**GOAL:** Emit the data below verbatim, stripping out any pictures.

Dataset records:
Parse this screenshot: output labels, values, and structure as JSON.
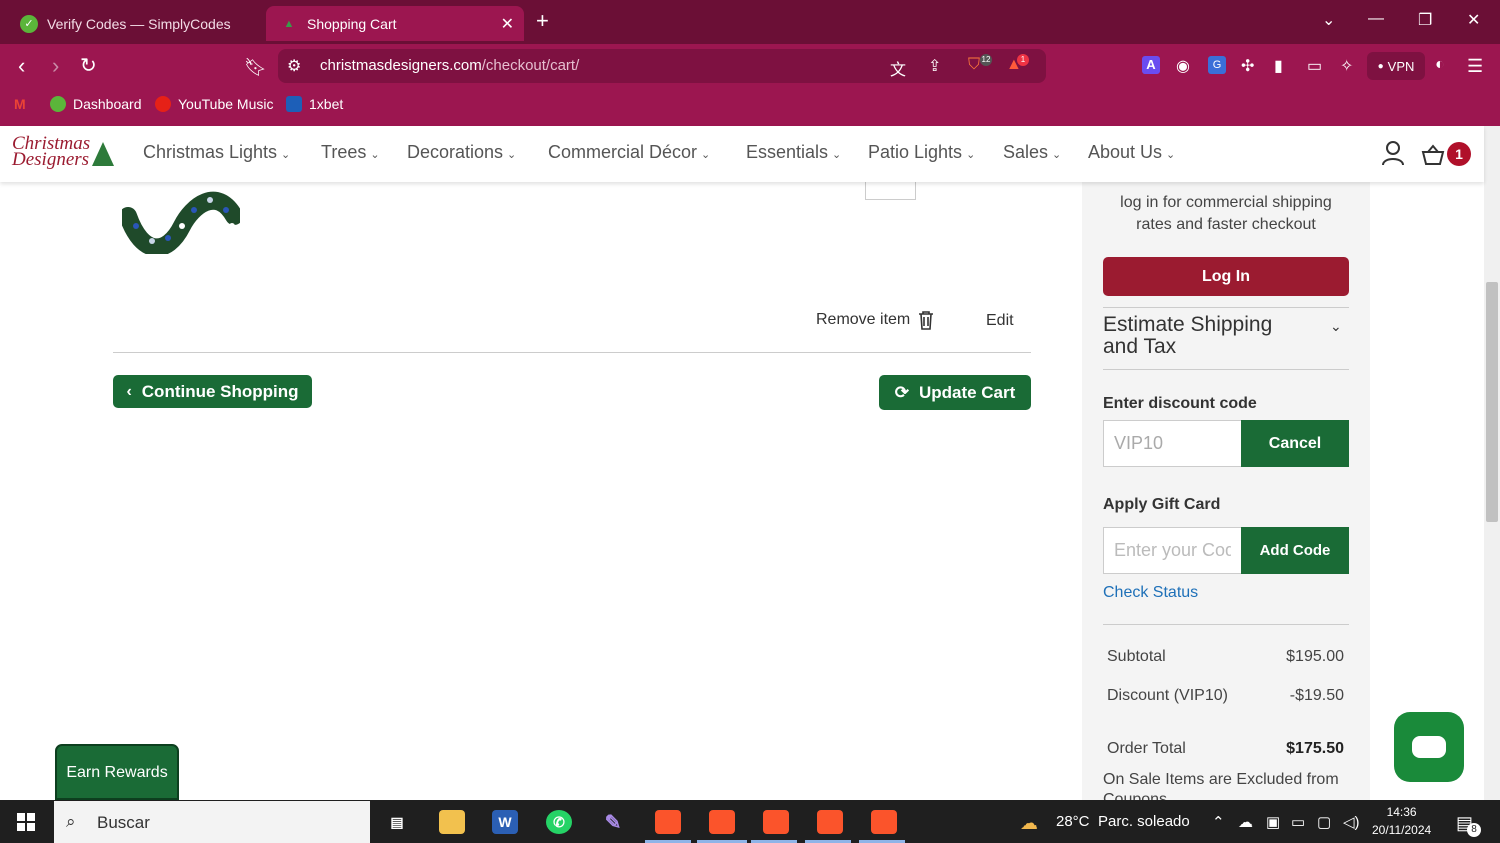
{
  "browser": {
    "tabs": [
      {
        "label": "Verify Codes — SimplyCodes"
      },
      {
        "label": "Shopping Cart"
      }
    ],
    "url_host": "christmasdesigners.com",
    "url_path": "/checkout/cart/",
    "vpn_label": "VPN",
    "bookmarks": [
      {
        "label": "Dashboard"
      },
      {
        "label": "YouTube Music"
      },
      {
        "label": "1xbet"
      }
    ],
    "badges": {
      "brave_shield": "12",
      "rewards": "1"
    }
  },
  "site": {
    "logo_line1": "Christmas",
    "logo_line2": "Designers",
    "nav": [
      {
        "label": "Christmas Lights"
      },
      {
        "label": "Trees"
      },
      {
        "label": "Decorations"
      },
      {
        "label": "Commercial Décor"
      },
      {
        "label": "Essentials"
      },
      {
        "label": "Patio Lights"
      },
      {
        "label": "Sales"
      },
      {
        "label": "About Us"
      }
    ],
    "cart_count": "1"
  },
  "cart": {
    "remove_item_label": "Remove item",
    "edit_label": "Edit",
    "continue_label": "Continue Shopping",
    "update_label": "Update Cart"
  },
  "sidebar": {
    "login_prompt": "log in for commercial shipping rates and faster checkout",
    "login_label": "Log In",
    "estimate_label": "Estimate Shipping and Tax",
    "discount_heading": "Enter discount code",
    "discount_value": "VIP10",
    "cancel_label": "Cancel",
    "gift_heading": "Apply Gift Card",
    "gift_placeholder": "Enter your Code",
    "add_code_label": "Add Code",
    "check_status_label": "Check Status",
    "subtotal_label": "Subtotal",
    "subtotal_value": "$195.00",
    "discount_label": "Discount (VIP10)",
    "discount_amount": "-$19.50",
    "order_total_label": "Order Total",
    "order_total_value": "$175.50",
    "excluded_note": "On Sale Items are Excluded from Coupons"
  },
  "widgets": {
    "earn_rewards_label": "Earn Rewards"
  },
  "taskbar": {
    "search_label": "Buscar",
    "weather_temp": "28°C",
    "weather_desc": "Parc. soleado",
    "time": "14:36",
    "date": "20/11/2024",
    "notification_count": "8"
  },
  "colors": {
    "brand_green": "#1a6b36",
    "brand_red": "#9b1b30",
    "browser_tabbar": "#6b0f36",
    "browser_toolbar": "#9c1650",
    "link_blue": "#1e70b8"
  }
}
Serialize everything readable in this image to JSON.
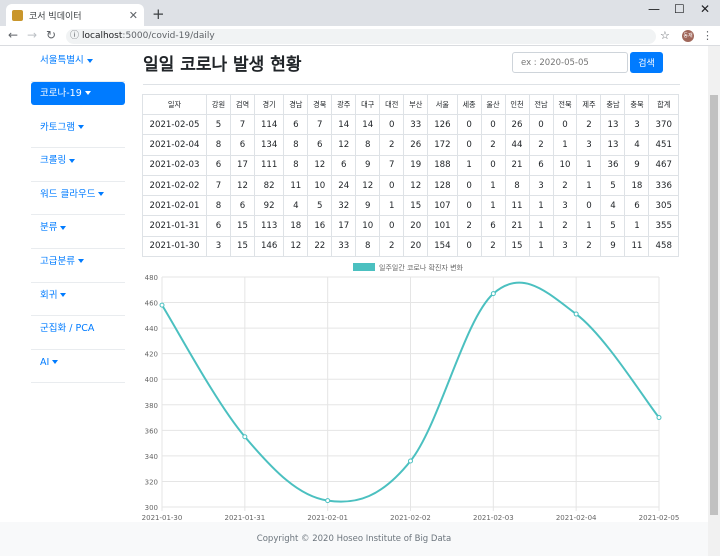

**OUTPUT OF THE TASK:**
Parse this screenshot: output labels, values, and structure as JSON.
{
  "browser": {
    "tabs": [
      {
        "label": "Verify Codes — SimplyCodes"
      },
      {
        "label": "Shopping Cart"
      }
    ],
    "url_host": "christmasdesigners.com",
    "url_path": "/checkout/cart/",
    "vpn_label": "VPN",
    "bookmarks": [
      {
        "label": "Dashboard"
      },
      {
        "label": "YouTube Music"
      },
      {
        "label": "1xbet"
      }
    ],
    "badges": {
      "brave_shield": "12",
      "rewards": "1"
    }
  },
  "site": {
    "logo_line1": "Christmas",
    "logo_line2": "Designers",
    "nav": [
      {
        "label": "Christmas Lights"
      },
      {
        "label": "Trees"
      },
      {
        "label": "Decorations"
      },
      {
        "label": "Commercial Décor"
      },
      {
        "label": "Essentials"
      },
      {
        "label": "Patio Lights"
      },
      {
        "label": "Sales"
      },
      {
        "label": "About Us"
      }
    ],
    "cart_count": "1"
  },
  "cart": {
    "remove_item_label": "Remove item",
    "edit_label": "Edit",
    "continue_label": "Continue Shopping",
    "update_label": "Update Cart"
  },
  "sidebar": {
    "login_prompt": "log in for commercial shipping rates and faster checkout",
    "login_label": "Log In",
    "estimate_label": "Estimate Shipping and Tax",
    "discount_heading": "Enter discount code",
    "discount_value": "VIP10",
    "cancel_label": "Cancel",
    "gift_heading": "Apply Gift Card",
    "gift_placeholder": "Enter your Code",
    "add_code_label": "Add Code",
    "check_status_label": "Check Status",
    "subtotal_label": "Subtotal",
    "subtotal_value": "$195.00",
    "discount_label": "Discount (VIP10)",
    "discount_amount": "-$19.50",
    "order_total_label": "Order Total",
    "order_total_value": "$175.50",
    "excluded_note": "On Sale Items are Excluded from Coupons"
  },
  "widgets": {
    "earn_rewards_label": "Earn Rewards"
  },
  "taskbar": {
    "search_label": "Buscar",
    "weather_temp": "28°C",
    "weather_desc": "Parc. soleado",
    "time": "14:36",
    "date": "20/11/2024",
    "notification_count": "8"
  },
  "colors": {
    "brand_green": "#1a6b36",
    "brand_red": "#9b1b30",
    "browser_tabbar": "#6b0f36",
    "browser_toolbar": "#9c1650",
    "link_blue": "#1e70b8"
  }
}
Serialize everything readable in this image to JSON.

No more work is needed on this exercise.